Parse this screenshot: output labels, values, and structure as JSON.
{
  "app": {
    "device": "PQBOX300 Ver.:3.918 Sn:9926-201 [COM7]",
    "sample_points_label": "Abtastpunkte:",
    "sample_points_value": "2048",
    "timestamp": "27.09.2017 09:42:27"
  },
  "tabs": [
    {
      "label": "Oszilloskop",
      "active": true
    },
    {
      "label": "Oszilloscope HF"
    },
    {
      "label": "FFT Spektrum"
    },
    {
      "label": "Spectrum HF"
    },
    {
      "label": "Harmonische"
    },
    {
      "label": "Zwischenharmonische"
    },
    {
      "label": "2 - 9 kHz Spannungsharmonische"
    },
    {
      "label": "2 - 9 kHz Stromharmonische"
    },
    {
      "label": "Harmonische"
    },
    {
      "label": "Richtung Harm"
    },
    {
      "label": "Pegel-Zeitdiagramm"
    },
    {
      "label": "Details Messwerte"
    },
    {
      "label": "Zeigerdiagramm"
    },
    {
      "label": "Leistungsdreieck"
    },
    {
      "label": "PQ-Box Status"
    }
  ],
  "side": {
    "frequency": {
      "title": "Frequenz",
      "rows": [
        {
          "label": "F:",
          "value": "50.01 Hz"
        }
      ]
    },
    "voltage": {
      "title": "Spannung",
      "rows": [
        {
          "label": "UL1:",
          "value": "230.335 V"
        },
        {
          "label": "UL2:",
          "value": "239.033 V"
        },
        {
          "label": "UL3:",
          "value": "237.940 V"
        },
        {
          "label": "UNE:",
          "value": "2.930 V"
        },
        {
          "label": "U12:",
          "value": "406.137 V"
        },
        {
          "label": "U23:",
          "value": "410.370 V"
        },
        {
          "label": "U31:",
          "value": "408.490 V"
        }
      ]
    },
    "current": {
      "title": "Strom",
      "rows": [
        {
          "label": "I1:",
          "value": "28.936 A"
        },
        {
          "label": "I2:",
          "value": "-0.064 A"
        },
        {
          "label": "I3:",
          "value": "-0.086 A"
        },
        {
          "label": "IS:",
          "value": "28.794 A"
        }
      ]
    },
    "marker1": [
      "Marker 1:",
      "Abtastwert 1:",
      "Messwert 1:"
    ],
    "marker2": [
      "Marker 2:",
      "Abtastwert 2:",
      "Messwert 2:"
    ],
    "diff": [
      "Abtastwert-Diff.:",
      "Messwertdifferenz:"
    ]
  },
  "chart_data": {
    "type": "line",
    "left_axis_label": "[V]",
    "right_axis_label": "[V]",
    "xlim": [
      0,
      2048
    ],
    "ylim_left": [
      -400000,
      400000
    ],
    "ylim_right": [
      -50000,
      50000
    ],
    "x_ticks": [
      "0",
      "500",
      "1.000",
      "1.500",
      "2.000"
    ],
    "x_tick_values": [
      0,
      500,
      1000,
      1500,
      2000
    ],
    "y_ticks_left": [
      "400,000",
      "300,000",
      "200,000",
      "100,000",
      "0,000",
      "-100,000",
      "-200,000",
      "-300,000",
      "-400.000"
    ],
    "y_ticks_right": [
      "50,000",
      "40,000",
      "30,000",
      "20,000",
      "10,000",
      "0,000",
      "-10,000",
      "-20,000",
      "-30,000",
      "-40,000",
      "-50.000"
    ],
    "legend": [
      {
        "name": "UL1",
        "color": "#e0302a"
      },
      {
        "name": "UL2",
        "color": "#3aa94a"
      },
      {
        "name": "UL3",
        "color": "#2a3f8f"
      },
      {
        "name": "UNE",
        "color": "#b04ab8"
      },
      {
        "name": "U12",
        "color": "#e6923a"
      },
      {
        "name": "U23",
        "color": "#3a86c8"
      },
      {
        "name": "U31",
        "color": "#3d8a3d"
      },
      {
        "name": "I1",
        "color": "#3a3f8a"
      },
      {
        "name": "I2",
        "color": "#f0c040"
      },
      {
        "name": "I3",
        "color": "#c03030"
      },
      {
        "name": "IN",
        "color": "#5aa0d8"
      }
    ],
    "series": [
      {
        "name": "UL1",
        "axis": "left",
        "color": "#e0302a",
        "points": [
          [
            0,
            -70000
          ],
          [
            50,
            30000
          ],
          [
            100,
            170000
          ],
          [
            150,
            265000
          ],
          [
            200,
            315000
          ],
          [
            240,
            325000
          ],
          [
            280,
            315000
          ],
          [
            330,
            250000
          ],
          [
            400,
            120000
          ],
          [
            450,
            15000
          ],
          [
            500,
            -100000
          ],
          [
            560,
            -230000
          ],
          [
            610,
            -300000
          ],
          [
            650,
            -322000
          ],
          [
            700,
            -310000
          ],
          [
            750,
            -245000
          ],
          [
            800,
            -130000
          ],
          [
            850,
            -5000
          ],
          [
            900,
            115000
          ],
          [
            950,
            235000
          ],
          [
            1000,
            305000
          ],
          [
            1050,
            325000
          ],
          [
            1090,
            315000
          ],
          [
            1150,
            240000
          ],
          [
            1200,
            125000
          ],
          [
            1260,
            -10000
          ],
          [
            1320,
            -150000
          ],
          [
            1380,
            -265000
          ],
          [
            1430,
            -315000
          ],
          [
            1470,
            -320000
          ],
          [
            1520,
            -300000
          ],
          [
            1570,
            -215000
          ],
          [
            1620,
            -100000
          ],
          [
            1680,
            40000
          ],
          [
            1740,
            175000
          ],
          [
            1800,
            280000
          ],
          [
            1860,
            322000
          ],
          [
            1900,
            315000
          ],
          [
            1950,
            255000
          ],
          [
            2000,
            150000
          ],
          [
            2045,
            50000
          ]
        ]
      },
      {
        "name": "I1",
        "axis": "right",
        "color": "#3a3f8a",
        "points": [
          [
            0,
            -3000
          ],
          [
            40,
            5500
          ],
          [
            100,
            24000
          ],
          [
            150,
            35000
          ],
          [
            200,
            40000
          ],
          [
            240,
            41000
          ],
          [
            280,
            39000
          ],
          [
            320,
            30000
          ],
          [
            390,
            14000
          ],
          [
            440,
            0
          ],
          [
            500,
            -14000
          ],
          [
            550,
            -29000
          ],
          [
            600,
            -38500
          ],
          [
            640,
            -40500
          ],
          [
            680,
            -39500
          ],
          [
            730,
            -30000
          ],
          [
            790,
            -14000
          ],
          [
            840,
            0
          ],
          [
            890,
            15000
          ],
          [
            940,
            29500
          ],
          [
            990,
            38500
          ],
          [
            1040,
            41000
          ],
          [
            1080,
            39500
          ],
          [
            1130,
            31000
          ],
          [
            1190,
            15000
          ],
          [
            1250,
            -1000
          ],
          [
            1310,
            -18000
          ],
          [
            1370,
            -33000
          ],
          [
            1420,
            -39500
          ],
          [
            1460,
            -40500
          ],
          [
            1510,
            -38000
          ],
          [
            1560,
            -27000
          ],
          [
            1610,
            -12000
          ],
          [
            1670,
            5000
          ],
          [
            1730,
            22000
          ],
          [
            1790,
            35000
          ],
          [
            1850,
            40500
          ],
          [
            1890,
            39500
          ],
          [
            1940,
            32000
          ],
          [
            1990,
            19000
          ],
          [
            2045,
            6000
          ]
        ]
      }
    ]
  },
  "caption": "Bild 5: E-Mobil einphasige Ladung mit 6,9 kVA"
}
========================
WRITTEN EXERCISE>
Repeat the entries above exactly, leaving nothing out.

SOLVED EXERCISE>
Parse this screenshot: output labels, values, and structure as JSON.
{
  "app": {
    "device": "PQBOX300 Ver.:3.918 Sn:9926-201 [COM7]",
    "sample_points_label": "Abtastpunkte:",
    "sample_points_value": "2048",
    "timestamp": "27.09.2017 09:42:27"
  },
  "tabs": [
    {
      "label": "Oszilloskop",
      "active": true
    },
    {
      "label": "Oszilloscope HF"
    },
    {
      "label": "FFT Spektrum"
    },
    {
      "label": "Spectrum HF"
    },
    {
      "label": "Harmonische"
    },
    {
      "label": "Zwischenharmonische"
    },
    {
      "label": "2 - 9 kHz Spannungsharmonische"
    },
    {
      "label": "2 - 9 kHz Stromharmonische"
    },
    {
      "label": "Harmonische"
    },
    {
      "label": "Richtung Harm"
    },
    {
      "label": "Pegel-Zeitdiagramm"
    },
    {
      "label": "Details Messwerte"
    },
    {
      "label": "Zeigerdiagramm"
    },
    {
      "label": "Leistungsdreieck"
    },
    {
      "label": "PQ-Box Status"
    }
  ],
  "side": {
    "frequency": {
      "title": "Frequenz",
      "rows": [
        {
          "label": "F:",
          "value": "50.01 Hz"
        }
      ]
    },
    "voltage": {
      "title": "Spannung",
      "rows": [
        {
          "label": "UL1:",
          "value": "230.335 V"
        },
        {
          "label": "UL2:",
          "value": "239.033 V"
        },
        {
          "label": "UL3:",
          "value": "237.940 V"
        },
        {
          "label": "UNE:",
          "value": "2.930 V"
        },
        {
          "label": "U12:",
          "value": "406.137 V"
        },
        {
          "label": "U23:",
          "value": "410.370 V"
        },
        {
          "label": "U31:",
          "value": "408.490 V"
        }
      ]
    },
    "current": {
      "title": "Strom",
      "rows": [
        {
          "label": "I1:",
          "value": "28.936 A"
        },
        {
          "label": "I2:",
          "value": "-0.064 A"
        },
        {
          "label": "I3:",
          "value": "-0.086 A"
        },
        {
          "label": "IS:",
          "value": "28.794 A"
        }
      ]
    },
    "marker1": [
      "Marker 1:",
      "Abtastwert 1:",
      "Messwert 1:"
    ],
    "marker2": [
      "Marker 2:",
      "Abtastwert 2:",
      "Messwert 2:"
    ],
    "diff": [
      "Abtastwert-Diff.:",
      "Messwertdifferenz:"
    ]
  },
  "chart_data": {
    "type": "line",
    "left_axis_label": "[V]",
    "right_axis_label": "[V]",
    "xlim": [
      0,
      2048
    ],
    "ylim_left": [
      -400000,
      400000
    ],
    "ylim_right": [
      -50000,
      50000
    ],
    "x_ticks": [
      "0",
      "500",
      "1.000",
      "1.500",
      "2.000"
    ],
    "x_tick_values": [
      0,
      500,
      1000,
      1500,
      2000
    ],
    "y_ticks_left": [
      "400,000",
      "300,000",
      "200,000",
      "100,000",
      "0,000",
      "-100,000",
      "-200,000",
      "-300,000",
      "-400.000"
    ],
    "y_ticks_right": [
      "50,000",
      "40,000",
      "30,000",
      "20,000",
      "10,000",
      "0,000",
      "-10,000",
      "-20,000",
      "-30,000",
      "-40,000",
      "-50.000"
    ],
    "legend": [
      {
        "name": "UL1",
        "color": "#e0302a"
      },
      {
        "name": "UL2",
        "color": "#3aa94a"
      },
      {
        "name": "UL3",
        "color": "#2a3f8f"
      },
      {
        "name": "UNE",
        "color": "#b04ab8"
      },
      {
        "name": "U12",
        "color": "#e6923a"
      },
      {
        "name": "U23",
        "color": "#3a86c8"
      },
      {
        "name": "U31",
        "color": "#3d8a3d"
      },
      {
        "name": "I1",
        "color": "#3a3f8a"
      },
      {
        "name": "I2",
        "color": "#f0c040"
      },
      {
        "name": "I3",
        "color": "#c03030"
      },
      {
        "name": "IN",
        "color": "#5aa0d8"
      }
    ],
    "series": [
      {
        "name": "UL1",
        "axis": "left",
        "color": "#e0302a",
        "points": [
          [
            0,
            -70000
          ],
          [
            50,
            30000
          ],
          [
            100,
            170000
          ],
          [
            150,
            265000
          ],
          [
            200,
            315000
          ],
          [
            240,
            325000
          ],
          [
            280,
            315000
          ],
          [
            330,
            250000
          ],
          [
            400,
            120000
          ],
          [
            450,
            15000
          ],
          [
            500,
            -100000
          ],
          [
            560,
            -230000
          ],
          [
            610,
            -300000
          ],
          [
            650,
            -322000
          ],
          [
            700,
            -310000
          ],
          [
            750,
            -245000
          ],
          [
            800,
            -130000
          ],
          [
            850,
            -5000
          ],
          [
            900,
            115000
          ],
          [
            950,
            235000
          ],
          [
            1000,
            305000
          ],
          [
            1050,
            325000
          ],
          [
            1090,
            315000
          ],
          [
            1150,
            240000
          ],
          [
            1200,
            125000
          ],
          [
            1260,
            -10000
          ],
          [
            1320,
            -150000
          ],
          [
            1380,
            -265000
          ],
          [
            1430,
            -315000
          ],
          [
            1470,
            -320000
          ],
          [
            1520,
            -300000
          ],
          [
            1570,
            -215000
          ],
          [
            1620,
            -100000
          ],
          [
            1680,
            40000
          ],
          [
            1740,
            175000
          ],
          [
            1800,
            280000
          ],
          [
            1860,
            322000
          ],
          [
            1900,
            315000
          ],
          [
            1950,
            255000
          ],
          [
            2000,
            150000
          ],
          [
            2045,
            50000
          ]
        ]
      },
      {
        "name": "I1",
        "axis": "right",
        "color": "#3a3f8a",
        "points": [
          [
            0,
            -3000
          ],
          [
            40,
            5500
          ],
          [
            100,
            24000
          ],
          [
            150,
            35000
          ],
          [
            200,
            40000
          ],
          [
            240,
            41000
          ],
          [
            280,
            39000
          ],
          [
            320,
            30000
          ],
          [
            390,
            14000
          ],
          [
            440,
            0
          ],
          [
            500,
            -14000
          ],
          [
            550,
            -29000
          ],
          [
            600,
            -38500
          ],
          [
            640,
            -40500
          ],
          [
            680,
            -39500
          ],
          [
            730,
            -30000
          ],
          [
            790,
            -14000
          ],
          [
            840,
            0
          ],
          [
            890,
            15000
          ],
          [
            940,
            29500
          ],
          [
            990,
            38500
          ],
          [
            1040,
            41000
          ],
          [
            1080,
            39500
          ],
          [
            1130,
            31000
          ],
          [
            1190,
            15000
          ],
          [
            1250,
            -1000
          ],
          [
            1310,
            -18000
          ],
          [
            1370,
            -33000
          ],
          [
            1420,
            -39500
          ],
          [
            1460,
            -40500
          ],
          [
            1510,
            -38000
          ],
          [
            1560,
            -27000
          ],
          [
            1610,
            -12000
          ],
          [
            1670,
            5000
          ],
          [
            1730,
            22000
          ],
          [
            1790,
            35000
          ],
          [
            1850,
            40500
          ],
          [
            1890,
            39500
          ],
          [
            1940,
            32000
          ],
          [
            1990,
            19000
          ],
          [
            2045,
            6000
          ]
        ]
      }
    ]
  },
  "caption": "Bild 5: E-Mobil einphasige Ladung mit 6,9 kVA"
}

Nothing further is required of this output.